:: Data to process ::
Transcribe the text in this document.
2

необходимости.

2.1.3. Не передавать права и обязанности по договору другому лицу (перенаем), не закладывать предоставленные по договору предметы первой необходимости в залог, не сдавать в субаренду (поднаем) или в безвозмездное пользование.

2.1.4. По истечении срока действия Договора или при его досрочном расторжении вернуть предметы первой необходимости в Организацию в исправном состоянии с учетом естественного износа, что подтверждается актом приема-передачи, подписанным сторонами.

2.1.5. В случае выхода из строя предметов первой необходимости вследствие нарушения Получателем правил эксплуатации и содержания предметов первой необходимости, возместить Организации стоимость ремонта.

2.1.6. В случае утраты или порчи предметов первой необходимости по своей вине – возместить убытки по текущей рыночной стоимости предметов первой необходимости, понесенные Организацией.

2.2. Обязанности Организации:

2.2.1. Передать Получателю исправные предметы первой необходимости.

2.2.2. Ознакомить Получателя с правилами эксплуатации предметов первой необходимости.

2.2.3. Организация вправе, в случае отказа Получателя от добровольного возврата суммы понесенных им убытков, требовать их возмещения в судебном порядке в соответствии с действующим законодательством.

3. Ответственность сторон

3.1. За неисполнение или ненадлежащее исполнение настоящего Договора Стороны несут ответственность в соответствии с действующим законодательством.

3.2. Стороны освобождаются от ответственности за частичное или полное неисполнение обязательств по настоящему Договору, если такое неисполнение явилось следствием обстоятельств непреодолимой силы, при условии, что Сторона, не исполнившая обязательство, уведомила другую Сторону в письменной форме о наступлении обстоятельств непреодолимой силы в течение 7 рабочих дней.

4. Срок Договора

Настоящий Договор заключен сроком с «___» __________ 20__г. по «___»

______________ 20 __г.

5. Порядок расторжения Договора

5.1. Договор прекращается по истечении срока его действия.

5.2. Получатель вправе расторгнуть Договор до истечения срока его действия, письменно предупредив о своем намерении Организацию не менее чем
:::
:: Data to process ::
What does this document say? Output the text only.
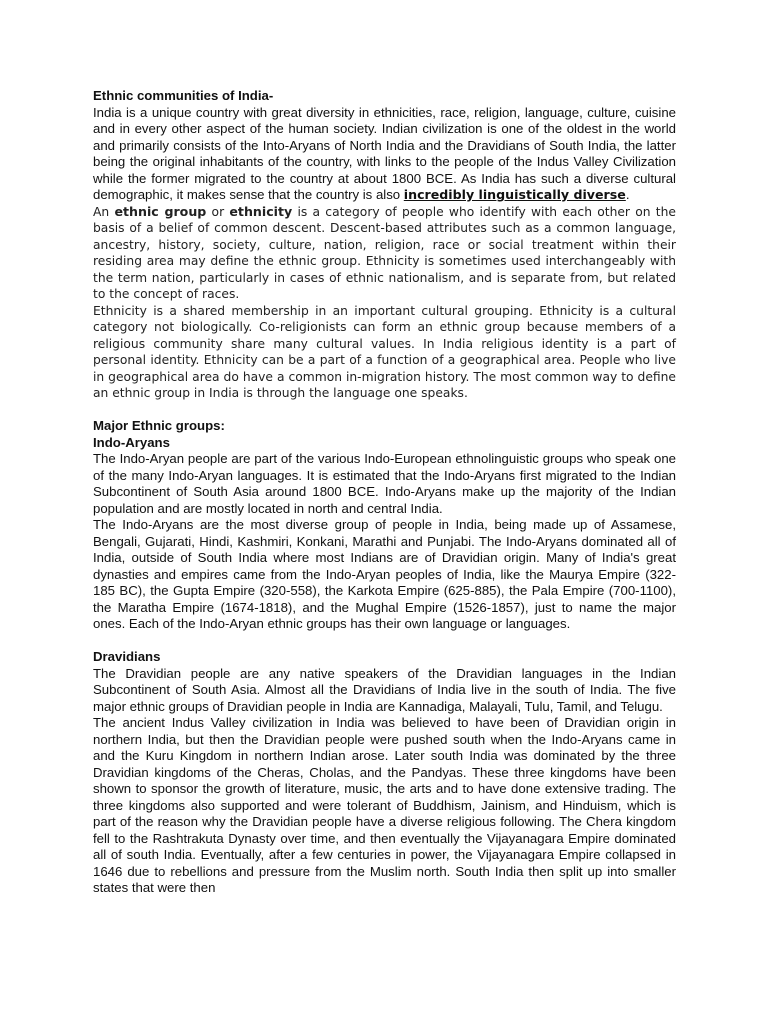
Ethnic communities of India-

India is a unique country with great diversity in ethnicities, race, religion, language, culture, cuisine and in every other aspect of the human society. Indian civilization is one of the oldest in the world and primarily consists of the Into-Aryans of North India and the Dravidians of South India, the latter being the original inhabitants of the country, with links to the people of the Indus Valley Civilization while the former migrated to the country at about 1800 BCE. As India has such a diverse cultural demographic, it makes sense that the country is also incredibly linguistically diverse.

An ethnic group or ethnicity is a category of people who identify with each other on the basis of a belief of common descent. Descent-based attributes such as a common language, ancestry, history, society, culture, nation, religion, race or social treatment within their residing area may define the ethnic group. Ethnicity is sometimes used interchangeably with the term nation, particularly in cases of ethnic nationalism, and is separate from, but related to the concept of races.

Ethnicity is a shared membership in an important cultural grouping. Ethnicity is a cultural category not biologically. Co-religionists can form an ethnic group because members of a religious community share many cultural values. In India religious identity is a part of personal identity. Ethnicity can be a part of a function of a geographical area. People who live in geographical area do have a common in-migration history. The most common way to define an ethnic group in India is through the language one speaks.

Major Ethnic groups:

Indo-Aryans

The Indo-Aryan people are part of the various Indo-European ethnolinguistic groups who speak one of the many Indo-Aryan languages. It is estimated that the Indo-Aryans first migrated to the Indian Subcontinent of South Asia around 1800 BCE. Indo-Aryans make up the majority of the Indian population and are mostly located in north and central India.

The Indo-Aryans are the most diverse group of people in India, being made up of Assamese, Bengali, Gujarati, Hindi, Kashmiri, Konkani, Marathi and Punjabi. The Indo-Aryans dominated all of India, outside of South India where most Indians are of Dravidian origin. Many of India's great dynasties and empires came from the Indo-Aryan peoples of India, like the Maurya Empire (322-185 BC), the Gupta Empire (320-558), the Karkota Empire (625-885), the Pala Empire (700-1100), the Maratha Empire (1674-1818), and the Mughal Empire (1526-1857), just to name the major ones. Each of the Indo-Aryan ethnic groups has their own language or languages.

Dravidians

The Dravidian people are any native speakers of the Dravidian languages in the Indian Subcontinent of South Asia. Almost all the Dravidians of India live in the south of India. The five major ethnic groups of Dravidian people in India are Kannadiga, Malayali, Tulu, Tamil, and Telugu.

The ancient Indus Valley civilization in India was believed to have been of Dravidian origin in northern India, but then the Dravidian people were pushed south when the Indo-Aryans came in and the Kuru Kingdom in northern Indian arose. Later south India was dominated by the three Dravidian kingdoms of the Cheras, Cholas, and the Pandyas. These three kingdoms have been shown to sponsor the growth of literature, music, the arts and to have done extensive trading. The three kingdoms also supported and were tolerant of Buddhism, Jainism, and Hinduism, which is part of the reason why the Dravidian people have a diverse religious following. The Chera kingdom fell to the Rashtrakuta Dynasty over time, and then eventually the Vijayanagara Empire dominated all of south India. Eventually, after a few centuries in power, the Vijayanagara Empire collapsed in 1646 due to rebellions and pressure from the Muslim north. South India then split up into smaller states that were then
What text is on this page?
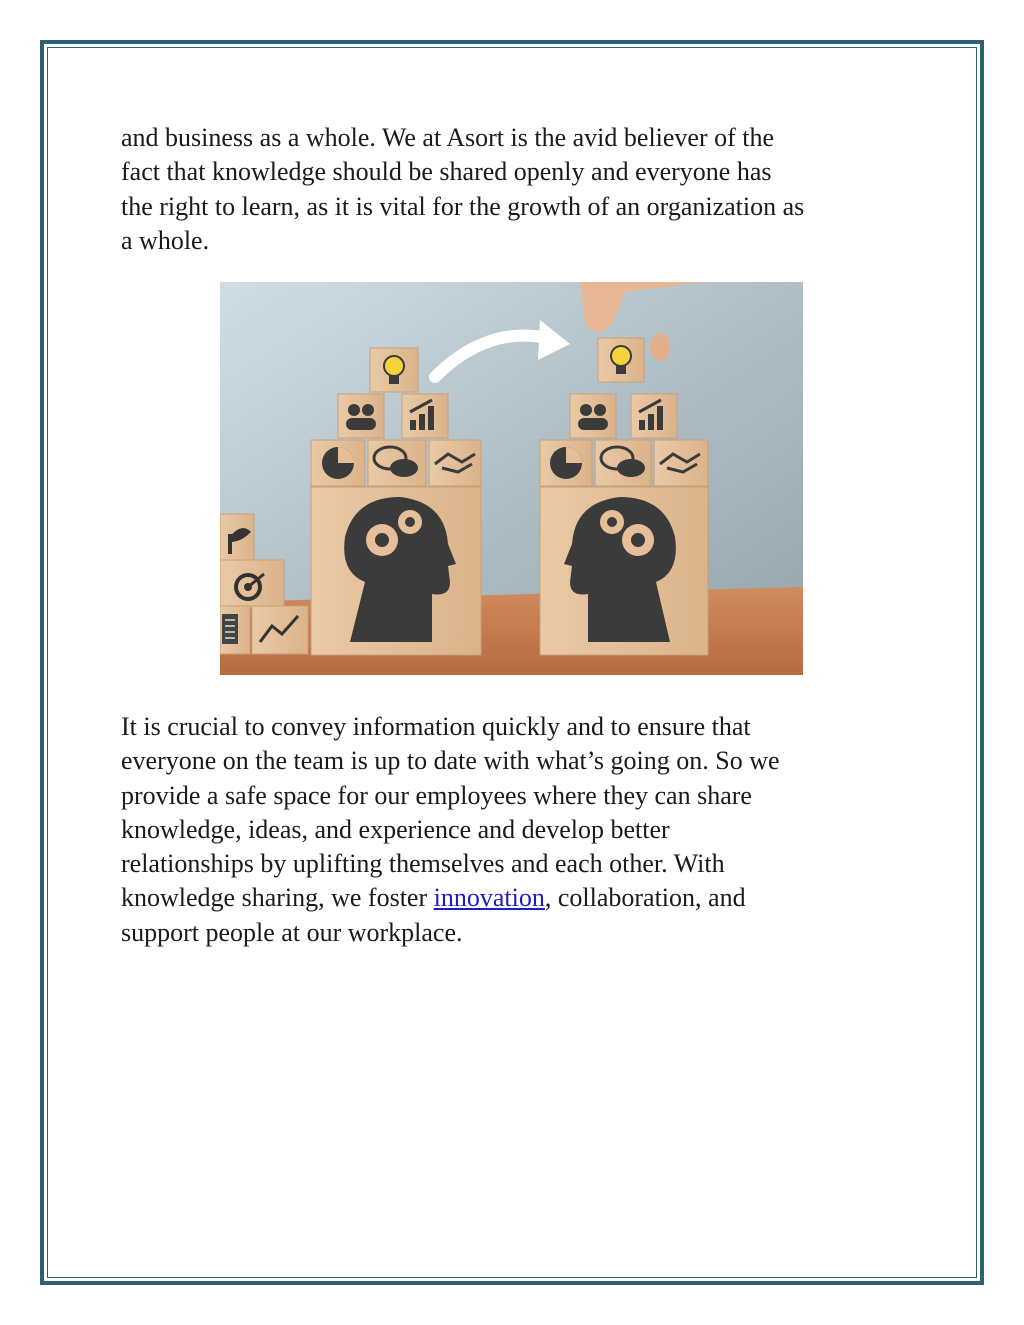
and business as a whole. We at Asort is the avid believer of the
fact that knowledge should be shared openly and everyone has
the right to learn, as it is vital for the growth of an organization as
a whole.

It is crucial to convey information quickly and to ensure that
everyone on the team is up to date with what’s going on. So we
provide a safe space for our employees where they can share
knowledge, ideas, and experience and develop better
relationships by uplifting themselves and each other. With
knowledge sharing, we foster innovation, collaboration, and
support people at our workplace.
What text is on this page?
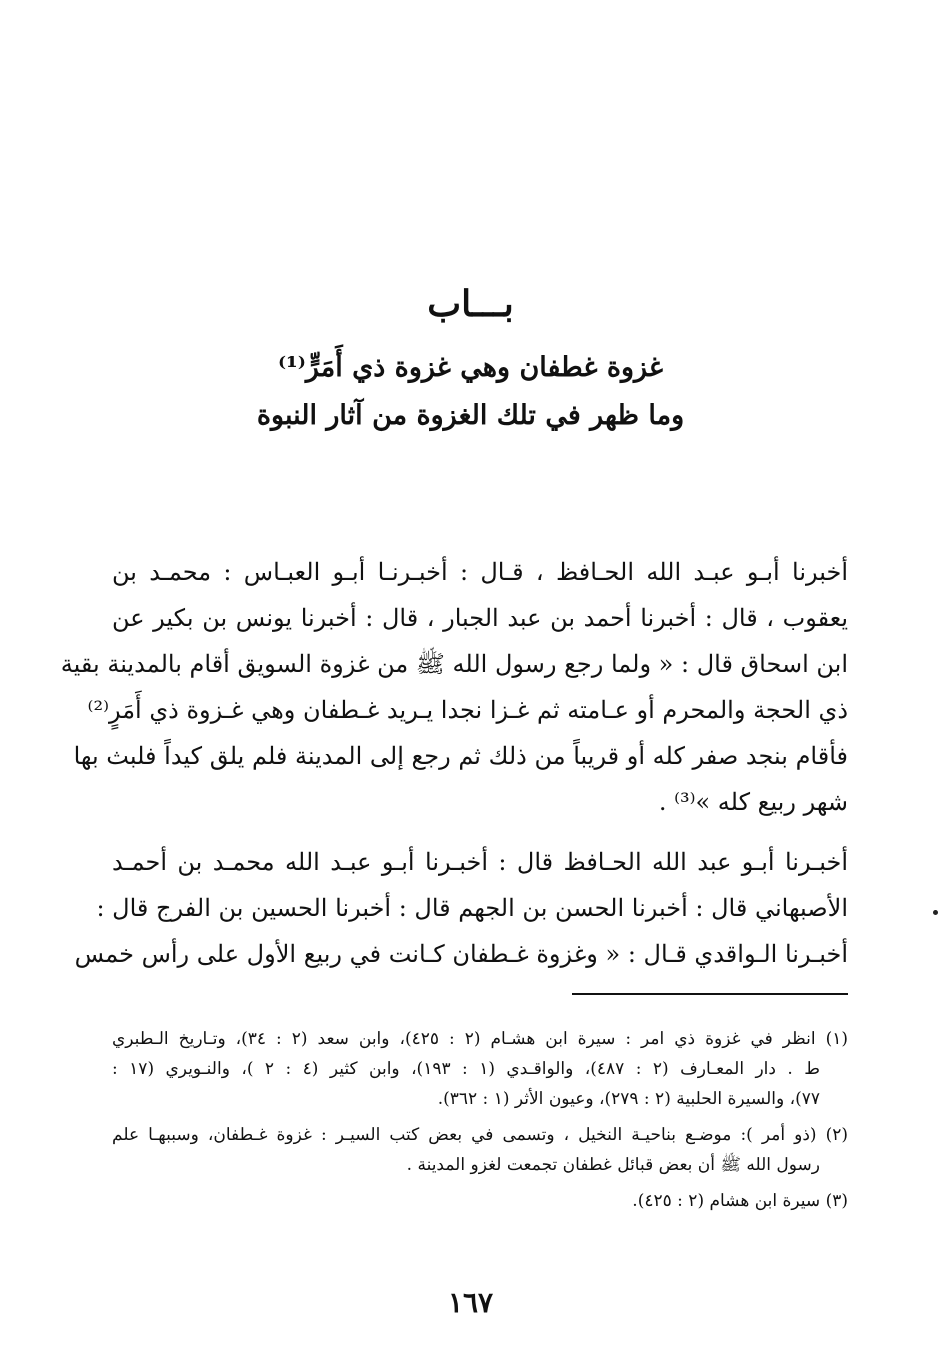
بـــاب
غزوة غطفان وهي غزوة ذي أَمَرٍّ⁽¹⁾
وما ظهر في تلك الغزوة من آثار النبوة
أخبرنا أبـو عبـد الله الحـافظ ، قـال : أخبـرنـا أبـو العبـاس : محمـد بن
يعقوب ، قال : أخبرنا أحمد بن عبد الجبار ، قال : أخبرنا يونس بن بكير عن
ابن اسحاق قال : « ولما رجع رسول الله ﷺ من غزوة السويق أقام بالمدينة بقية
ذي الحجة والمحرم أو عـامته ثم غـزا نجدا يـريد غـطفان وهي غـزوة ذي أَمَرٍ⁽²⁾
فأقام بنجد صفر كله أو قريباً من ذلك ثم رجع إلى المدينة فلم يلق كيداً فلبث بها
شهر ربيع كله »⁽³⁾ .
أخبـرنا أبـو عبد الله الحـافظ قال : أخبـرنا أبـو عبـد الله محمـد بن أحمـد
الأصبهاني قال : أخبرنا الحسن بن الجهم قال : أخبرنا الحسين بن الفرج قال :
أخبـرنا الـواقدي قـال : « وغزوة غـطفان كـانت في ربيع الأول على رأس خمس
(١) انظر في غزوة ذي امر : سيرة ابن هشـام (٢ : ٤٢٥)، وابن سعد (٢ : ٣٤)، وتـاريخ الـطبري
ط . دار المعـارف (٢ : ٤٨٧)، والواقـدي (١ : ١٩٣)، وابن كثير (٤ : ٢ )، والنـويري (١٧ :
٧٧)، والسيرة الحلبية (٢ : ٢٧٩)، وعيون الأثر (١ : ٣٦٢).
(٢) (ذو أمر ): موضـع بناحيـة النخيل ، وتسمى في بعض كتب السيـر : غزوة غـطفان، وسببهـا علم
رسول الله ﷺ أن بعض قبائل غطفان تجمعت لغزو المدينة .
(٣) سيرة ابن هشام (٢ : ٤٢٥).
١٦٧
:::
## To do
Report all lines of the material that contain the word "رسول".

## Written reply
ابن اسحاق قال : « ولما رجع رسول الله ﷺ من غزوة السويق أقام بالمدينة بقية
رسول الله ﷺ أن بعض قبائل غطفان تجمعت لغزو المدينة .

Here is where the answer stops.